### [Prompt 1]
Using the passage on Zodiac, say whether each statement agrees with it, and support each yes or no with the deciding words quoted exactly: (a) The Liverpool Daily Post editor thought Zodiac's six-month sentence was deserved. (b) Zenith Zodiac had been in Ireland for three months when the Evening Herald reported on him. (c) Zodiac offered consultations at the Flixton Hotel in Belfast.
### [Prompt 2]
From the passage on Zodiac, extract the words from "A man named" to "1915, page 2." without changing anything.
### [Prompt 3]
Write what comes next in the passage on Zodiac, picking up after its last sentence.

### [Source passage]

The editor of the Liverpool Daily Post wrote on fortune-telling and prophecy in the issue of 14 December 1912, that Zodiac was a man of colour convicted for pretending to tell fortunes, and the six months sentence was well earned. “The sort of flatulent verbiage with which these charlatans inflate the hopes of the victims is too ridiculous” and that Zodiac had “a most unsavoury record”. The Derby Daily Telegraph (and the Lancaster Evening Post also of 14 December 1912) said the coloured man “professed to be a phrenologist, and not a fortune-teller”. The magistrate said it was “roguery”.
A man named Zenith Zodiac was reported in Dublin’s Evening Herald of 2 October 1914 (page 1) “accused of telling fortunes”. His name was Conrad Dhuleep “a West Indian”. He had been in Ireland for three weeks. Professor Zodiac advertised himself as “The Indian Phrenologist and Occult Scientist” who was available for consultations at the Flixton Hotel in Ballymena, some forty miles from Belfast in Northern Ireland, in the Ballymena Observer of 5 February 1915, page 2.

### [Data provided]
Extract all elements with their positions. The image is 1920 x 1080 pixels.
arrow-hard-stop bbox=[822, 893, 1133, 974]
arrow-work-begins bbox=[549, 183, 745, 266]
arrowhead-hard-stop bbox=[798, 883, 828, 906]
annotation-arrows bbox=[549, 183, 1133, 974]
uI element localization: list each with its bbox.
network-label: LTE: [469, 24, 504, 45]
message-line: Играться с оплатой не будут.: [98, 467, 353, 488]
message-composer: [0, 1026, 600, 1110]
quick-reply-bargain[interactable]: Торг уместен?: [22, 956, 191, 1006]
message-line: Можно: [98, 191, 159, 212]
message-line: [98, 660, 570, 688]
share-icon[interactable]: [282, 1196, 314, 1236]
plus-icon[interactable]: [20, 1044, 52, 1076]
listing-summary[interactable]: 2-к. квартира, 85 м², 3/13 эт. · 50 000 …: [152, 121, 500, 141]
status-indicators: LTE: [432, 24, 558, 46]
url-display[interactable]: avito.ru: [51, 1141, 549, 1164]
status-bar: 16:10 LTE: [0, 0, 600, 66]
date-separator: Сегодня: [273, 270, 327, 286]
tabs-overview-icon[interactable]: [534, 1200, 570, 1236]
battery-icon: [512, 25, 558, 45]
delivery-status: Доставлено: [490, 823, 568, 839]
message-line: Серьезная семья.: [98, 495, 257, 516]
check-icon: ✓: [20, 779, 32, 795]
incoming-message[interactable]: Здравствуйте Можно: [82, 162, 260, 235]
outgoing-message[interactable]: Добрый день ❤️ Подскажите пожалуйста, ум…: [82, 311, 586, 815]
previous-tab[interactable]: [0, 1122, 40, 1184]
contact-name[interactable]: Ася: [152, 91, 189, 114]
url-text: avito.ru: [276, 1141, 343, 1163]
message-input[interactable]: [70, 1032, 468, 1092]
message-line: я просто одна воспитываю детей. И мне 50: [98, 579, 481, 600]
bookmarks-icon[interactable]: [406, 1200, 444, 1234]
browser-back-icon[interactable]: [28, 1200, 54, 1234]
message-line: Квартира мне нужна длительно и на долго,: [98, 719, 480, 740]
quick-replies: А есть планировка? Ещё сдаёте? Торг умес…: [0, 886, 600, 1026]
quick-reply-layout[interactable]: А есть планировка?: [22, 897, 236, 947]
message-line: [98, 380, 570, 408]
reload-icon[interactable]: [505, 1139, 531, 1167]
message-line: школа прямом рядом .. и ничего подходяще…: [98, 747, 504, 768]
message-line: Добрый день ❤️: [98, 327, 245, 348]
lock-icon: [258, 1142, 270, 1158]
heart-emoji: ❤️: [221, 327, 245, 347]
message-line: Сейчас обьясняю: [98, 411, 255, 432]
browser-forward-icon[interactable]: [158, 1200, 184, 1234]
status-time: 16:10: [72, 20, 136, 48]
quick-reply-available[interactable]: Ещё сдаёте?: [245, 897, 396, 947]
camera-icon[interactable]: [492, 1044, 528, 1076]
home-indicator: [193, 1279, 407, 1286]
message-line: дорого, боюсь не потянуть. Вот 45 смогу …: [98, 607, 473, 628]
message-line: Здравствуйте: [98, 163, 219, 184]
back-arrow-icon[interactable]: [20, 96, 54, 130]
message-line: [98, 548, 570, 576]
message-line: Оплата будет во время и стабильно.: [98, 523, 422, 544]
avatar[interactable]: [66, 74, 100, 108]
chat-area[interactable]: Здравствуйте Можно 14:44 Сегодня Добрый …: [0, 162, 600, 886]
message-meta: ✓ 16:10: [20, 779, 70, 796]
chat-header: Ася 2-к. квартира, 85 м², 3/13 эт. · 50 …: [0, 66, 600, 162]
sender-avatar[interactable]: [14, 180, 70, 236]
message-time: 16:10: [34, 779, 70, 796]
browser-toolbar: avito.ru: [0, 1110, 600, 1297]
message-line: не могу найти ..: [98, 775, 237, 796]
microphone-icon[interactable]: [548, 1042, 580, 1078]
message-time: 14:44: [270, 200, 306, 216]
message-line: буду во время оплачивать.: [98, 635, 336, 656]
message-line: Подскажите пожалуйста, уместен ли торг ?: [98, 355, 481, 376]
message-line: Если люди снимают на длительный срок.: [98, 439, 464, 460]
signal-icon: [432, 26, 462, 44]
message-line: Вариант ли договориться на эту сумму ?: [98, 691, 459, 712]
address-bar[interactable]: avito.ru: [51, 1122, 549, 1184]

### [Answer section 1]
(a) Yes: "the six months sentence was well earned"
(b) No: "He had been in Ireland for three weeks."
(c) No: "available for consultations at the Flixton Hotel in Ballymena"

### [Answer section 2]
A man named Zenith Zodiac was reported in Dublin’s Evening Herald of 2 October 1914 (page 1) “accused of telling fortunes”. His name was Conrad Dhuleep “a West Indian”. He had been in Ireland for three weeks. Professor Zodiac advertised himself as “The Indian Phrenologist and Occult Scientist” who was available for consultations at the Flixton Hotel in Ballymena, some forty miles from Belfast in Northern Ireland, in the Ballymena Observer of 5 February 1915, page 2.

### [Answer section 3]
On 28 July 1919 the Dublin Evening Telegraph reported on its front page “Sentence of Soothsayer who Practiced in Dublin”. Making his appearance in Bottle, Lancashire, Rupert Eric Costello de Monmorency [sic] “a gentleman of colour from Jamaica” pleaded guilty when charged with telling fortunes. His fees were from one shilling (5% of £1) to one guinea (£1.05). He admitted to previous convictions over sixteen years, in London, Liverpool, Manchester – and was sent to prison for three months. On the same day the Liverpool Echo (page 5) reported Rupert Eric Costello de Montmorency [sic] aged 45 “from America” at Bootle court. He admitted convictions in London, Liverpool, Manchester, Brighton, Leicester, and Dublin. He told the court that he often worked for charity and had raised over £50 for the Lancashire Fusiliers in August 1915.
The reports have Zodiac aged 38 in 1911 and 45 in 1919, so we might agree that de Mon[t]morency and Blair were the same person. The man in Ireland in 1914-1915 might be another fellow, but we know very little of the self-confessed sixteen year career of Professor Zodiac, a black man working in the margins of British society.